Records from a data collection:
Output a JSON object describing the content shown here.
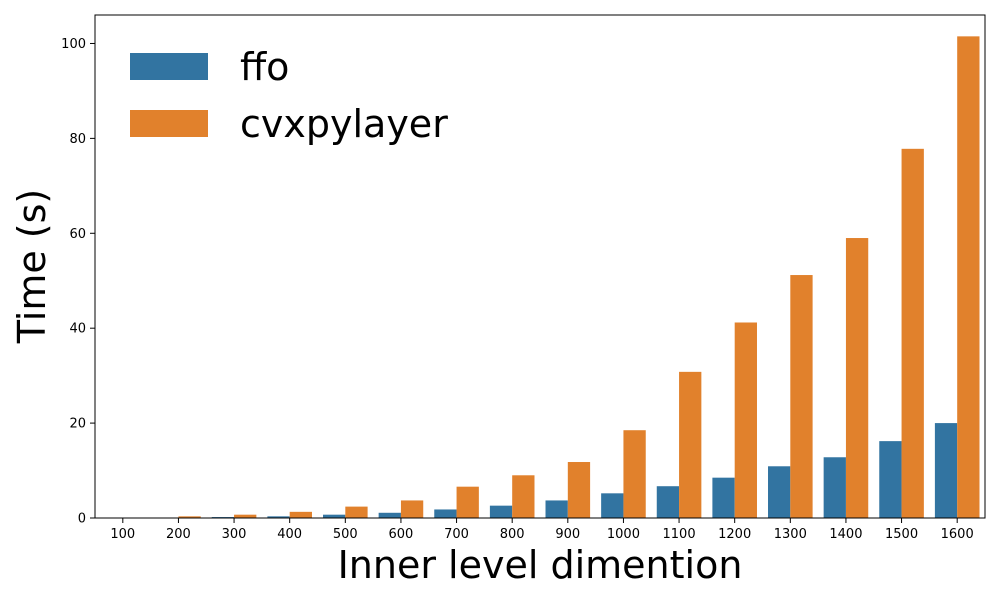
{
  "chart_data": {
    "type": "bar",
    "title": "",
    "xlabel": "Inner level dimention",
    "ylabel": "Time (s)",
    "ylim": [
      0,
      106
    ],
    "yticks": [
      0,
      20,
      40,
      60,
      80,
      100
    ],
    "categories": [
      "100",
      "200",
      "300",
      "400",
      "500",
      "600",
      "700",
      "800",
      "900",
      "1000",
      "1100",
      "1200",
      "1300",
      "1400",
      "1500",
      "1600"
    ],
    "series": [
      {
        "name": "ffo",
        "color": "#3274a1",
        "values": [
          0.05,
          0.1,
          0.2,
          0.35,
          0.7,
          1.1,
          1.8,
          2.6,
          3.7,
          5.2,
          6.7,
          8.5,
          10.9,
          12.8,
          16.2,
          20.0
        ]
      },
      {
        "name": "cvxpylayer",
        "color": "#e1812c",
        "values": [
          0.1,
          0.35,
          0.7,
          1.3,
          2.4,
          3.7,
          6.6,
          9.0,
          11.8,
          18.5,
          30.8,
          41.2,
          51.2,
          59.0,
          77.8,
          101.5
        ]
      }
    ],
    "legend_position": "top-left",
    "grid": false
  }
}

Direction: Leave out the pictures and copy every record above exactly.

Written reply:
Output a JSON object describing the content shown here.
{
  "chart_data": {
    "type": "bar",
    "title": "",
    "xlabel": "Inner level dimention",
    "ylabel": "Time (s)",
    "ylim": [
      0,
      106
    ],
    "yticks": [
      0,
      20,
      40,
      60,
      80,
      100
    ],
    "categories": [
      "100",
      "200",
      "300",
      "400",
      "500",
      "600",
      "700",
      "800",
      "900",
      "1000",
      "1100",
      "1200",
      "1300",
      "1400",
      "1500",
      "1600"
    ],
    "series": [
      {
        "name": "ffo",
        "color": "#3274a1",
        "values": [
          0.05,
          0.1,
          0.2,
          0.35,
          0.7,
          1.1,
          1.8,
          2.6,
          3.7,
          5.2,
          6.7,
          8.5,
          10.9,
          12.8,
          16.2,
          20.0
        ]
      },
      {
        "name": "cvxpylayer",
        "color": "#e1812c",
        "values": [
          0.1,
          0.35,
          0.7,
          1.3,
          2.4,
          3.7,
          6.6,
          9.0,
          11.8,
          18.5,
          30.8,
          41.2,
          51.2,
          59.0,
          77.8,
          101.5
        ]
      }
    ],
    "legend_position": "top-left",
    "grid": false
  }
}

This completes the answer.